◆ **Records for processing**
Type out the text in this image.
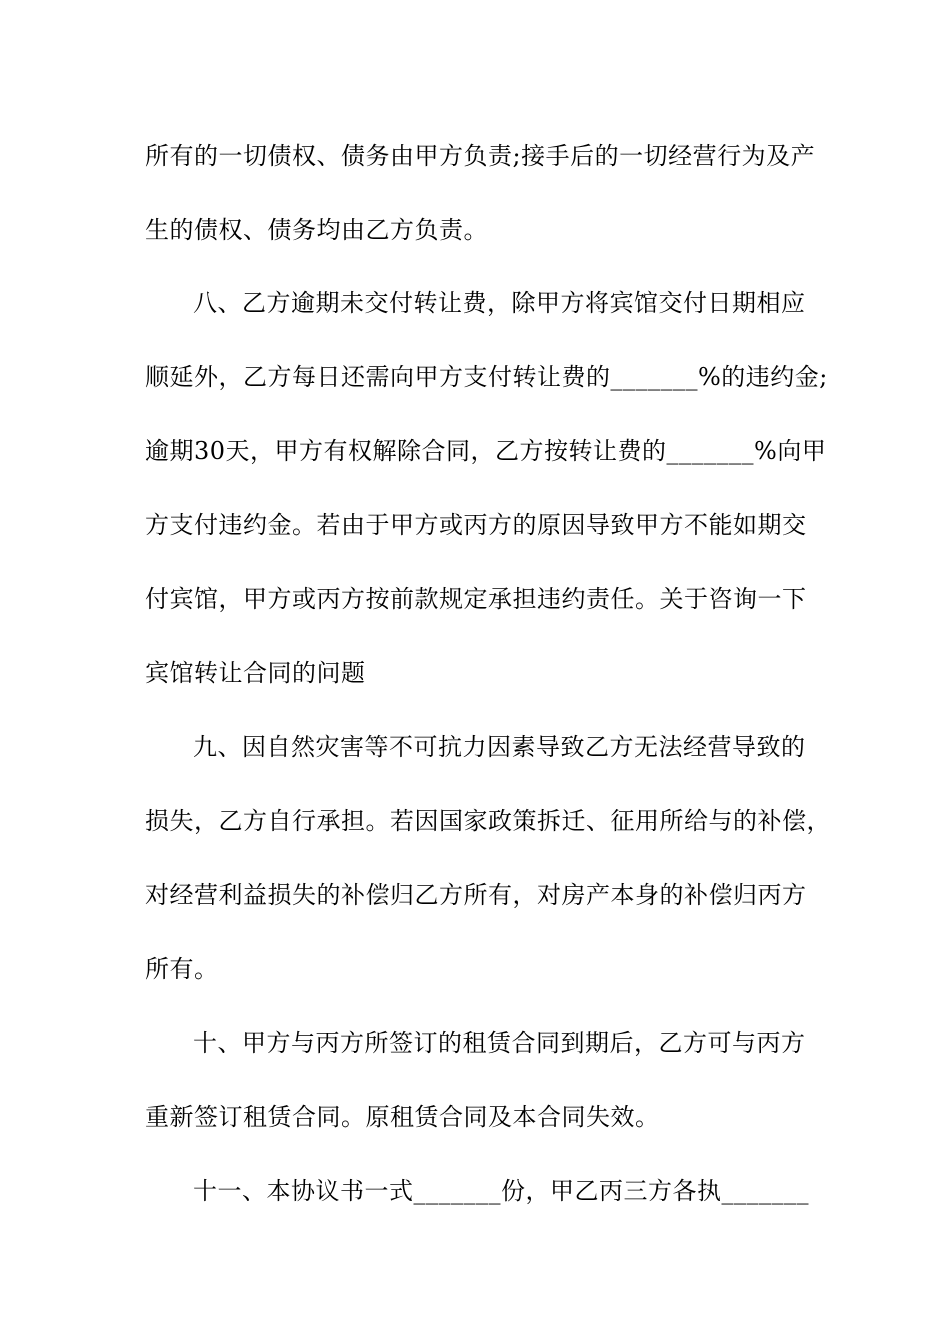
所有的一切债权、债务由甲方负责;接手后的一切经营行为及产
生的债权、债务均由乙方负责。
八、乙方逾期未交付转让费，除甲方将宾馆交付日期相应
顺延外，乙方每日还需向甲方支付转让费的_______%的违约金;
逾期30天，甲方有权解除合同，乙方按转让费的_______%向甲
方支付违约金。若由于甲方或丙方的原因导致甲方不能如期交
付宾馆，甲方或丙方按前款规定承担违约责任。关于咨询一下
宾馆转让合同的问题
九、因自然灾害等不可抗力因素导致乙方无法经营导致的
损失，乙方自行承担。若因国家政策拆迁、征用所给与的补偿，
对经营利益损失的补偿归乙方所有，对房产本身的补偿归丙方
所有。
十、甲方与丙方所签订的租赁合同到期后，乙方可与丙方
重新签订租赁合同。原租赁合同及本合同失效。
十一、本协议书一式_______份，甲乙丙三方各执_______
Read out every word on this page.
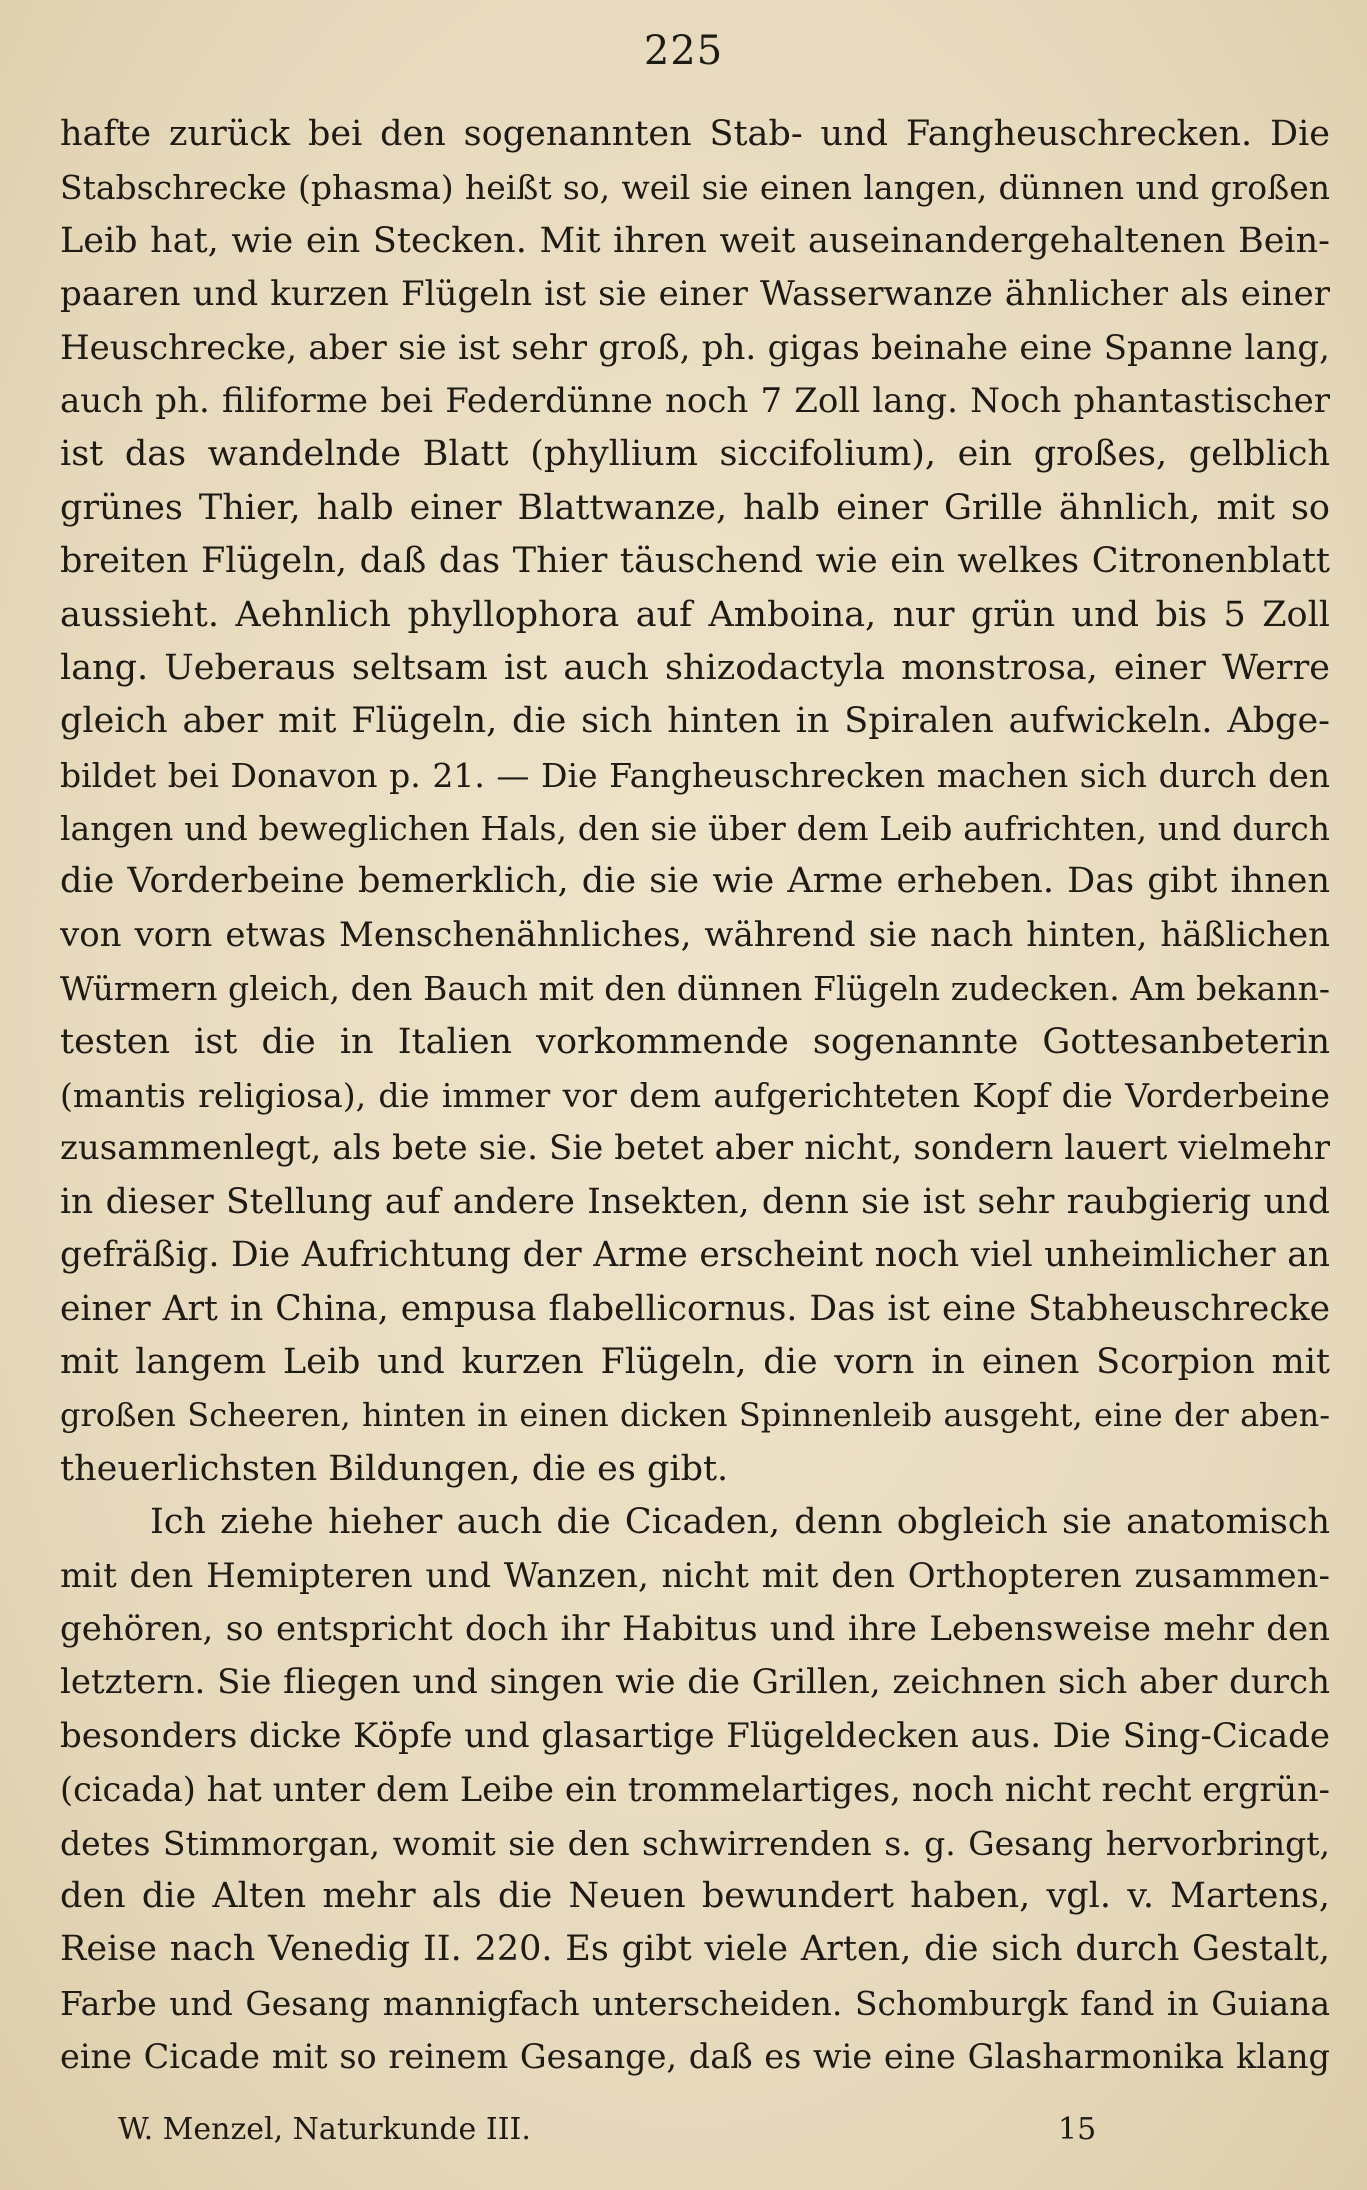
225
hafte zurück bei den sogenannten Stab- und Fangheuschrecken. Die
Stabschrecke (phasma) heißt so, weil sie einen langen, dünnen und großen
Leib hat, wie ein Stecken. Mit ihren weit auseinandergehaltenen Bein-
paaren und kurzen Flügeln ist sie einer Wasserwanze ähnlicher als einer
Heuschrecke, aber sie ist sehr groß, ph. gigas beinahe eine Spanne lang,
auch ph. filiforme bei Federdünne noch 7 Zoll lang. Noch phantastischer
ist das wandelnde Blatt (phyllium siccifolium), ein großes, gelblich
grünes Thier, halb einer Blattwanze, halb einer Grille ähnlich, mit so
breiten Flügeln, daß das Thier täuschend wie ein welkes Citronenblatt
aussieht. Aehnlich phyllophora auf Amboina, nur grün und bis 5 Zoll
lang. Ueberaus seltsam ist auch shizodactyla monstrosa, einer Werre
gleich aber mit Flügeln, die sich hinten in Spiralen aufwickeln. Abge-
bildet bei Donavon p. 21. — Die Fangheuschrecken machen sich durch den
langen und beweglichen Hals, den sie über dem Leib aufrichten, und durch
die Vorderbeine bemerklich, die sie wie Arme erheben. Das gibt ihnen
von vorn etwas Menschenähnliches, während sie nach hinten, häßlichen
Würmern gleich, den Bauch mit den dünnen Flügeln zudecken. Am bekann-
testen ist die in Italien vorkommende sogenannte Gottesanbeterin
(mantis religiosa), die immer vor dem aufgerichteten Kopf die Vorderbeine
zusammenlegt, als bete sie. Sie betet aber nicht, sondern lauert vielmehr
in dieser Stellung auf andere Insekten, denn sie ist sehr raubgierig und
gefräßig. Die Aufrichtung der Arme erscheint noch viel unheimlicher an
einer Art in China, empusa flabellicornus. Das ist eine Stabheuschrecke
mit langem Leib und kurzen Flügeln, die vorn in einen Scorpion mit
großen Scheeren, hinten in einen dicken Spinnenleib ausgeht, eine der aben-
theuerlichsten Bildungen, die es gibt.
Ich ziehe hieher auch die Cicaden, denn obgleich sie anatomisch
mit den Hemipteren und Wanzen, nicht mit den Orthopteren zusammen-
gehören, so entspricht doch ihr Habitus und ihre Lebensweise mehr den
letztern. Sie fliegen und singen wie die Grillen, zeichnen sich aber durch
besonders dicke Köpfe und glasartige Flügeldecken aus. Die Sing-Cicade
(cicada) hat unter dem Leibe ein trommelartiges, noch nicht recht ergrün-
detes Stimmorgan, womit sie den schwirrenden s. g. Gesang hervorbringt,
den die Alten mehr als die Neuen bewundert haben, vgl. v. Martens,
Reise nach Venedig II. 220. Es gibt viele Arten, die sich durch Gestalt,
Farbe und Gesang mannigfach unterscheiden. Schomburgk fand in Guiana
eine Cicade mit so reinem Gesange, daß es wie eine Glasharmonika klang
W. Menzel, Naturkunde III.	15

◆ **What you should do**
Make an exact copy of all the material, but keep the pictures out of it.

◆ **Response below**
Type out the text in this image.
所有的一切债权、债务由甲方负责;接手后的一切经营行为及产
生的债权、债务均由乙方负责。
八、乙方逾期未交付转让费，除甲方将宾馆交付日期相应
顺延外，乙方每日还需向甲方支付转让费的_______%的违约金;
逾期30天，甲方有权解除合同，乙方按转让费的_______%向甲
方支付违约金。若由于甲方或丙方的原因导致甲方不能如期交
付宾馆，甲方或丙方按前款规定承担违约责任。关于咨询一下
宾馆转让合同的问题
九、因自然灾害等不可抗力因素导致乙方无法经营导致的
损失，乙方自行承担。若因国家政策拆迁、征用所给与的补偿，
对经营利益损失的补偿归乙方所有，对房产本身的补偿归丙方
所有。
十、甲方与丙方所签订的租赁合同到期后，乙方可与丙方
重新签订租赁合同。原租赁合同及本合同失效。
十一、本协议书一式_______份，甲乙丙三方各执_______
Read out every word on this page.
225
hafte zurück bei den sogenannten Stab- und Fangheuschrecken. Die
Stabschrecke (phasma) heißt so, weil sie einen langen, dünnen und großen
Leib hat, wie ein Stecken. Mit ihren weit auseinandergehaltenen Bein-
paaren und kurzen Flügeln ist sie einer Wasserwanze ähnlicher als einer
Heuschrecke, aber sie ist sehr groß, ph. gigas beinahe eine Spanne lang,
auch ph. filiforme bei Federdünne noch 7 Zoll lang. Noch phantastischer
ist das wandelnde Blatt (phyllium siccifolium), ein großes, gelblich
grünes Thier, halb einer Blattwanze, halb einer Grille ähnlich, mit so
breiten Flügeln, daß das Thier täuschend wie ein welkes Citronenblatt
aussieht. Aehnlich phyllophora auf Amboina, nur grün und bis 5 Zoll
lang. Ueberaus seltsam ist auch shizodactyla monstrosa, einer Werre
gleich aber mit Flügeln, die sich hinten in Spiralen aufwickeln. Abge-
bildet bei Donavon p. 21. — Die Fangheuschrecken machen sich durch den
langen und beweglichen Hals, den sie über dem Leib aufrichten, und durch
die Vorderbeine bemerklich, die sie wie Arme erheben. Das gibt ihnen
von vorn etwas Menschenähnliches, während sie nach hinten, häßlichen
Würmern gleich, den Bauch mit den dünnen Flügeln zudecken. Am bekann-
testen ist die in Italien vorkommende sogenannte Gottesanbeterin
(mantis religiosa), die immer vor dem aufgerichteten Kopf die Vorderbeine
zusammenlegt, als bete sie. Sie betet aber nicht, sondern lauert vielmehr
in dieser Stellung auf andere Insekten, denn sie ist sehr raubgierig und
gefräßig. Die Aufrichtung der Arme erscheint noch viel unheimlicher an
einer Art in China, empusa flabellicornus. Das ist eine Stabheuschrecke
mit langem Leib und kurzen Flügeln, die vorn in einen Scorpion mit
großen Scheeren, hinten in einen dicken Spinnenleib ausgeht, eine der aben-
theuerlichsten Bildungen, die es gibt.
Ich ziehe hieher auch die Cicaden, denn obgleich sie anatomisch
mit den Hemipteren und Wanzen, nicht mit den Orthopteren zusammen-
gehören, so entspricht doch ihr Habitus und ihre Lebensweise mehr den
letztern. Sie fliegen und singen wie die Grillen, zeichnen sich aber durch
besonders dicke Köpfe und glasartige Flügeldecken aus. Die Sing-Cicade
(cicada) hat unter dem Leibe ein trommelartiges, noch nicht recht ergrün-
detes Stimmorgan, womit sie den schwirrenden s. g. Gesang hervorbringt,
den die Alten mehr als die Neuen bewundert haben, vgl. v. Martens,
Reise nach Venedig II. 220. Es gibt viele Arten, die sich durch Gestalt,
Farbe und Gesang mannigfach unterscheiden. Schomburgk fand in Guiana
eine Cicade mit so reinem Gesange, daß es wie eine Glasharmonika klang
W. Menzel, Naturkunde III.	15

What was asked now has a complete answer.